## [WORK TO BE COMPLETED]
Records follow. Select each line holding "Running".

## [AVAILABLE RECORDS]
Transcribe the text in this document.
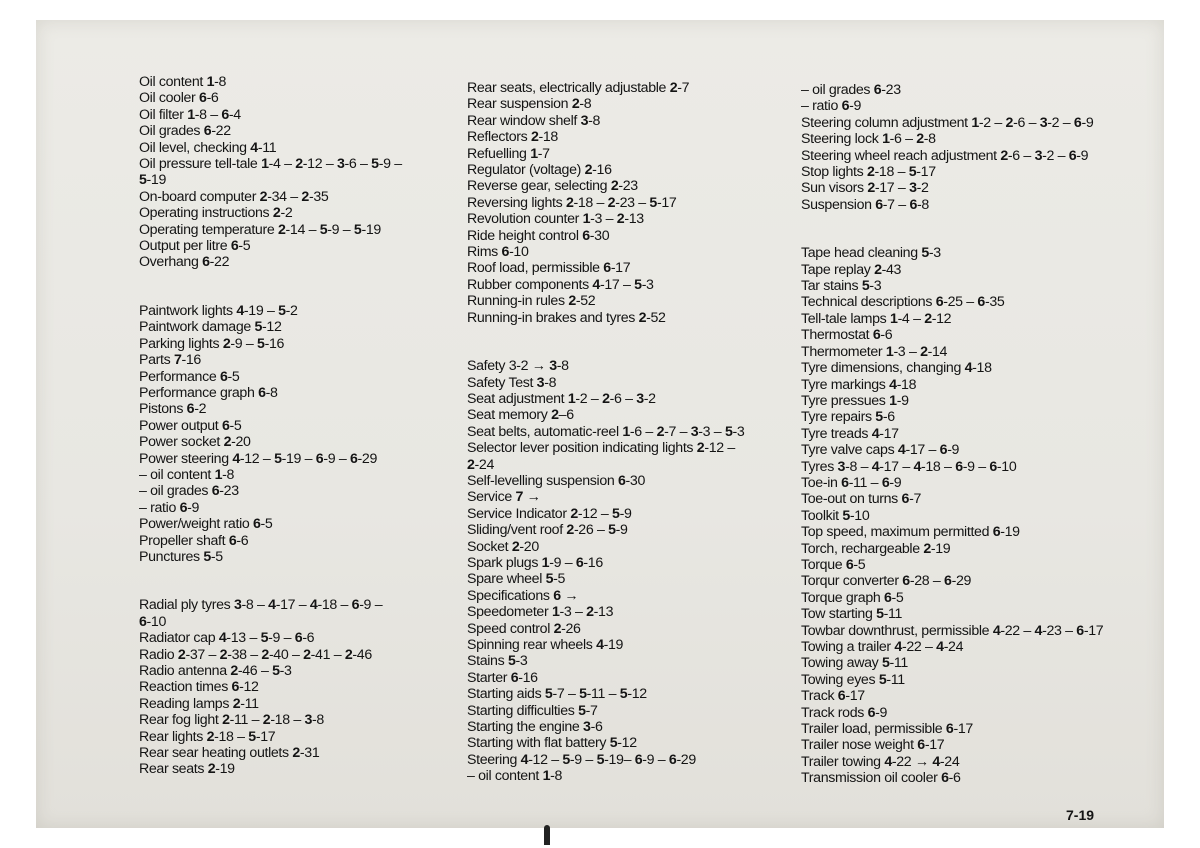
Oil content 1-8
Oil cooler 6-6
Oil filter 1-8 – 6-4
Oil grades 6-22
Oil level, checking 4-11
Oil pressure tell-tale 1-4 – 2-12 – 3-6 – 5-9 –
5-19
On-board computer 2-34 – 2-35
Operating instructions 2-2
Operating temperature 2-14 – 5-9 – 5-19
Output per litre 6-5
Overhang 6-22
Paintwork lights 4-19 – 5-2
Paintwork damage 5-12
Parking lights 2-9 – 5-16
Parts 7-16
Performance 6-5
Performance graph 6-8
Pistons 6-2
Power output 6-5
Power socket 2-20
Power steering 4-12 – 5-19 – 6-9 – 6-29
– oil content 1-8
– oil grades 6-23
– ratio 6-9
Power/weight ratio 6-5
Propeller shaft 6-6
Punctures 5-5
Radial ply tyres 3-8 – 4-17 – 4-18 – 6-9 –
6-10
Radiator cap 4-13 – 5-9 – 6-6
Radio 2-37 – 2-38 – 2-40 – 2-41 – 2-46
Radio antenna 2-46 – 5-3
Reaction times 6-12
Reading lamps 2-11
Rear fog light 2-11 – 2-18 – 3-8
Rear lights 2-18 – 5-17
Rear sear heating outlets 2-31
Rear seats 2-19
Rear seats, electrically adjustable 2-7
Rear suspension 2-8
Rear window shelf 3-8
Reflectors 2-18
Refuelling 1-7
Regulator (voltage) 2-16
Reverse gear, selecting 2-23
Reversing lights 2-18 – 2-23 – 5-17
Revolution counter 1-3 – 2-13
Ride height control 6-30
Rims 6-10
Roof load, permissible 6-17
Rubber components 4-17 – 5-3
Running-in rules 2-52
Running-in brakes and tyres 2-52
Safety 3-2 → 3-8
Safety Test 3-8
Seat adjustment 1-2 – 2-6 – 3-2
Seat memory 2–6
Seat belts, automatic-reel 1-6 – 2-7 – 3-3 – 5-3
Selector lever position indicating lights 2-12 –
2-24
Self-levelling suspension 6-30
Service 7 →
Service Indicator 2-12 – 5-9
Sliding/vent roof 2-26 – 5-9
Socket 2-20
Spark plugs 1-9 – 6-16
Spare wheel 5-5
Specifications 6 →
Speedometer 1-3 – 2-13
Speed control 2-26
Spinning rear wheels 4-19
Stains 5-3
Starter 6-16
Starting aids 5-7 – 5-11 – 5-12
Starting difficulties 5-7
Starting the engine 3-6
Starting with flat battery 5-12
Steering 4-12 – 5-9 – 5-19– 6-9 – 6-29
– oil content 1-8
– oil grades 6-23
– ratio 6-9
Steering column adjustment 1-2 – 2-6 – 3-2 – 6-9
Steering lock 1-6 – 2-8
Steering wheel reach adjustment 2-6 – 3-2 – 6-9
Stop lights 2-18 – 5-17
Sun visors 2-17 – 3-2
Suspension 6-7 – 6-8
Tape head cleaning 5-3
Tape replay 2-43
Tar stains 5-3
Technical descriptions 6-25 – 6-35
Tell-tale lamps 1-4 – 2-12
Thermostat 6-6
Thermometer 1-3 – 2-14
Tyre dimensions, changing 4-18
Tyre markings 4-18
Tyre pressues 1-9
Tyre repairs 5-6
Tyre treads 4-17
Tyre valve caps 4-17 – 6-9
Tyres 3-8 – 4-17 – 4-18 – 6-9 – 6-10
Toe-in 6-11 – 6-9
Toe-out on turns 6-7
Toolkit 5-10
Top speed, maximum permitted 6-19
Torch, rechargeable 2-19
Torque 6-5
Torqur converter 6-28 – 6-29
Torque graph 6-5
Tow starting 5-11
Towbar downthrust, permissible 4-22 – 4-23 – 6-17
Towing a trailer 4-22 – 4-24
Towing away 5-11
Towing eyes 5-11
Track 6-17
Track rods 6-9
Trailer load, permissible 6-17
Trailer nose weight 6-17
Trailer towing 4-22 → 4-24
Transmission oil cooler 6-6
7-19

## [RESULT OF THIS EXERCISE]
Running-in rules 2-52
Running-in brakes and tyres 2-52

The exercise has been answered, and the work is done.